Work required:
Of the lines in this material, how many contain "Основные"? Answer with a single number only.

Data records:
************
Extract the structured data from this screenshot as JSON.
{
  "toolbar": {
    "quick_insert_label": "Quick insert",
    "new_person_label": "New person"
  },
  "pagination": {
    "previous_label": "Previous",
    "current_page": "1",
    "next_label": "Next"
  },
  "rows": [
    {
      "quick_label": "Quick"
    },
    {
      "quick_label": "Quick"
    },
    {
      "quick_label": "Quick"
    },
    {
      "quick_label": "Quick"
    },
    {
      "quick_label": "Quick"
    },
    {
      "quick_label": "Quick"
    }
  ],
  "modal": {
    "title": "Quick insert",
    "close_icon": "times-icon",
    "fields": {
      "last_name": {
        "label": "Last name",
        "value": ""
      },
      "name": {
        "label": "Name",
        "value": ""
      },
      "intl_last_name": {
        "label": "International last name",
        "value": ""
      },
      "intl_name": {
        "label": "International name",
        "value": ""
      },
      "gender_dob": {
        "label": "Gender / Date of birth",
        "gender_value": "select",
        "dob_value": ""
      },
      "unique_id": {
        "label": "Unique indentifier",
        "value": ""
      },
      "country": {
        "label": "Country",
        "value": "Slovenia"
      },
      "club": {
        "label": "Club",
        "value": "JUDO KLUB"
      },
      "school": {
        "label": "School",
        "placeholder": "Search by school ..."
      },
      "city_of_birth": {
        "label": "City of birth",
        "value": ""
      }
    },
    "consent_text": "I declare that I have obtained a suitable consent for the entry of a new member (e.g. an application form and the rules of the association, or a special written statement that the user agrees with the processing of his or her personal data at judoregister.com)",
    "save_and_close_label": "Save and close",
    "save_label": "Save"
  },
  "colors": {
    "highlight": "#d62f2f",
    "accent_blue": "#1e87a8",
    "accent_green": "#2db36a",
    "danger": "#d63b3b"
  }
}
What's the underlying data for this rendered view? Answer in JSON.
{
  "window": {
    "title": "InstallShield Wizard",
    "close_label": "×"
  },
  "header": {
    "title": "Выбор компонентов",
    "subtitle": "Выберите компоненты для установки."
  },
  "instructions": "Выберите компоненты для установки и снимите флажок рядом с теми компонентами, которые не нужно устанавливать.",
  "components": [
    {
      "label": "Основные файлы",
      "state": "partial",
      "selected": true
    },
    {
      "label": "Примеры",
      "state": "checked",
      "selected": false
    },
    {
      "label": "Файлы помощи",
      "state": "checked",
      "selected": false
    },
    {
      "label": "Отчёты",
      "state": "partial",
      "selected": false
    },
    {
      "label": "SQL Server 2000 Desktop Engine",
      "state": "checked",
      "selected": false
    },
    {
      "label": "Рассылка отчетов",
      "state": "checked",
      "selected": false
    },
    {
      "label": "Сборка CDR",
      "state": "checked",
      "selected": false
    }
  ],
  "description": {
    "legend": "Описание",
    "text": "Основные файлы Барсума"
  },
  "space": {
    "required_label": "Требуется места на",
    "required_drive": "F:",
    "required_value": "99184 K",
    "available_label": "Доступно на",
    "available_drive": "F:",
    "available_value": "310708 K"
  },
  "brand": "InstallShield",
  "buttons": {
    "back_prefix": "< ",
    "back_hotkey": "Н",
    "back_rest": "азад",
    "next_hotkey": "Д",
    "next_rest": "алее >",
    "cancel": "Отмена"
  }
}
************
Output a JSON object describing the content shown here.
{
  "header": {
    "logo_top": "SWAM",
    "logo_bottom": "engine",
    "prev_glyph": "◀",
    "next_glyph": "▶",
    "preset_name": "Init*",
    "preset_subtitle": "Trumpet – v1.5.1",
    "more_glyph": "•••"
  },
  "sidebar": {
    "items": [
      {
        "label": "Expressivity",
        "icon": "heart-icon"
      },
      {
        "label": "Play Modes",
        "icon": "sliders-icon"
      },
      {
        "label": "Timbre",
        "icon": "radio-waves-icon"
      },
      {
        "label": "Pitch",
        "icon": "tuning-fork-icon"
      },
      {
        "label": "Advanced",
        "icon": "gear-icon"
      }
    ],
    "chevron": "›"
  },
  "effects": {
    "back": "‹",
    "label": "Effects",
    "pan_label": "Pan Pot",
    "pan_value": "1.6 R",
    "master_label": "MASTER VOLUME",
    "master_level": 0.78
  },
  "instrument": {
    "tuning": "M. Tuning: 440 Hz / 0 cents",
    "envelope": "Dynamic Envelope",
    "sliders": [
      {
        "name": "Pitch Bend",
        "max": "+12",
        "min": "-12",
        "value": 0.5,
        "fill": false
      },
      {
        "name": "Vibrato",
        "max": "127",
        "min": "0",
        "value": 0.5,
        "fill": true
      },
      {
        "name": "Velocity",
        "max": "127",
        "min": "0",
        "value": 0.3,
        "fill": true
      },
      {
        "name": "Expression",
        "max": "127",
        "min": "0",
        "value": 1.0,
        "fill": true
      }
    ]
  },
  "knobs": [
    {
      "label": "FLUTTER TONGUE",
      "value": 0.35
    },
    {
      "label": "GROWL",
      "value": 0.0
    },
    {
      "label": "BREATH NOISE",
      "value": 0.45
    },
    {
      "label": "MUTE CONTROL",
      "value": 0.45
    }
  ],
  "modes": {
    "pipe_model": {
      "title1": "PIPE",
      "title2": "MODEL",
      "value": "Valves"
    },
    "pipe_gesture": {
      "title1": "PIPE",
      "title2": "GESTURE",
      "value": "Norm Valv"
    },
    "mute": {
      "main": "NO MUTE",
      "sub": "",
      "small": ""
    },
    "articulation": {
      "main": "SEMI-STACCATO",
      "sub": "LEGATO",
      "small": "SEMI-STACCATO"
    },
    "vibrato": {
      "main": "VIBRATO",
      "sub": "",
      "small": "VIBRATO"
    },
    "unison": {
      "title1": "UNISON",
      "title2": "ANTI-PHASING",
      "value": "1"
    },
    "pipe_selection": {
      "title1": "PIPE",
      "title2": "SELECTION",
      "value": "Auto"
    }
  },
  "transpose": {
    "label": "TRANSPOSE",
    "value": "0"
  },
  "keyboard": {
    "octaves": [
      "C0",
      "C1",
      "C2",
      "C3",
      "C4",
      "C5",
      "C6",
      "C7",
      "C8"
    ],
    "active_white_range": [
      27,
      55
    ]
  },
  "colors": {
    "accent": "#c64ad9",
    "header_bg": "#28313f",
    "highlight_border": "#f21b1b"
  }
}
************
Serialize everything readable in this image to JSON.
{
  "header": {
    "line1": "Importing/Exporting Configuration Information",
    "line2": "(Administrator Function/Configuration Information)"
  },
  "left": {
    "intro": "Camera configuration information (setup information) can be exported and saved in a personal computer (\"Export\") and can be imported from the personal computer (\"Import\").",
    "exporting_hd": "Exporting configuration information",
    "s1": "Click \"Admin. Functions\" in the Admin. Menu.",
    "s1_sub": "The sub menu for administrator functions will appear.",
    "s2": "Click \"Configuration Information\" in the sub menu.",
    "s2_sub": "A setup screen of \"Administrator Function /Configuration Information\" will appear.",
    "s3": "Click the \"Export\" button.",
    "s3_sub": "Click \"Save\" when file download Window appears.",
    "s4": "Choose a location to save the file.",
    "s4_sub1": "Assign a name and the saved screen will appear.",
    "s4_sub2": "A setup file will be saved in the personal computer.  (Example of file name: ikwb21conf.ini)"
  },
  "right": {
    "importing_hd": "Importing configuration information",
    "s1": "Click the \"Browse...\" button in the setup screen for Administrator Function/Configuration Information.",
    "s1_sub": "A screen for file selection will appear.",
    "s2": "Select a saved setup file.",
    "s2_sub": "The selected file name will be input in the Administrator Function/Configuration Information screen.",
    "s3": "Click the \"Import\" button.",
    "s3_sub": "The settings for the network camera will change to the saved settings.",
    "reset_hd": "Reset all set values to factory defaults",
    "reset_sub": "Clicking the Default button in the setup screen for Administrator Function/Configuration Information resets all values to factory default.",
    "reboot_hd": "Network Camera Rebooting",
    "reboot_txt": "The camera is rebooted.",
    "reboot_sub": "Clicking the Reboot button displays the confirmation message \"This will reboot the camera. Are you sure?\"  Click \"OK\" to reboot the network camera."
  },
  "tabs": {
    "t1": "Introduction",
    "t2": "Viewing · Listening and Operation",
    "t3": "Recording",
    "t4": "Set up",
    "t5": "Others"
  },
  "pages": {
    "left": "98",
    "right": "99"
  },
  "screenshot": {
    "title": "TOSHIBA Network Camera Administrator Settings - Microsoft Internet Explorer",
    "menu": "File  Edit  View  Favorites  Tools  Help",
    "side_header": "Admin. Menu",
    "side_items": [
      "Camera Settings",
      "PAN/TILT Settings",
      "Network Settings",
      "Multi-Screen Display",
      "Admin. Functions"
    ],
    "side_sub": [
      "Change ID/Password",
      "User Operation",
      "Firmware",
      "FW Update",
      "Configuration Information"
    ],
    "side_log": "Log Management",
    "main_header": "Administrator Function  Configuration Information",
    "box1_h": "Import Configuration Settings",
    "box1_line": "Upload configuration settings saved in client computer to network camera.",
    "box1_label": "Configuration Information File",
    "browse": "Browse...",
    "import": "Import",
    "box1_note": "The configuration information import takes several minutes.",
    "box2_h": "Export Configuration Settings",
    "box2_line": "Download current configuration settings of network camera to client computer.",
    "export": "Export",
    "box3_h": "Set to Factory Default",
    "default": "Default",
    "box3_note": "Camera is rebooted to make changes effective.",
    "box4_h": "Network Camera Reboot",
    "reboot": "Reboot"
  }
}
************
Result for this task:
2